Objective:
Copy every line of the entries that includes the word "found".

Data items
○ ○ ○ ○ ○

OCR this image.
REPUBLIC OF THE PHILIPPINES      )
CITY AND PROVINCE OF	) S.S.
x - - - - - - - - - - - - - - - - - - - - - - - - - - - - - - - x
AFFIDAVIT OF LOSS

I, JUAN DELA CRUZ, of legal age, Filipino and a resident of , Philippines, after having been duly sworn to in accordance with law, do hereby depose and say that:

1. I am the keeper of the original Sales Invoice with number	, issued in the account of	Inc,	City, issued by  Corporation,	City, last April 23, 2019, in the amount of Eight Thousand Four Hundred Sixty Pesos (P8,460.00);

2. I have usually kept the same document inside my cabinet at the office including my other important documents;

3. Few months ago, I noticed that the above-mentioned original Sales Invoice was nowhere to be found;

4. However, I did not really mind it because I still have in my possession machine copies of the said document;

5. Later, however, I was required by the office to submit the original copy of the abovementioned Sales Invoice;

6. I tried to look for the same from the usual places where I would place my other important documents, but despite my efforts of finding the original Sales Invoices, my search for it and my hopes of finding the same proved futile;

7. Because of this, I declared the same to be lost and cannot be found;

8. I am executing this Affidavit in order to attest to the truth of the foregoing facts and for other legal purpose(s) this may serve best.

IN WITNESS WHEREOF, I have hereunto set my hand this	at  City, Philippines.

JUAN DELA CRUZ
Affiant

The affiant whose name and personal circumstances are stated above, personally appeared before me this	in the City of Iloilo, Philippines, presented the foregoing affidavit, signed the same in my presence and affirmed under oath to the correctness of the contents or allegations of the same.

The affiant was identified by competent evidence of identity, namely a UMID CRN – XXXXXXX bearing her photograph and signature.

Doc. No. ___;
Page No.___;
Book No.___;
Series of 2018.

○ ○ ○ ○ ○

Result of this task:
3. Few months ago, I noticed that the above-mentioned original Sales Invoice was nowhere to be found;
7. Because of this, I declared the same to be lost and cannot be found;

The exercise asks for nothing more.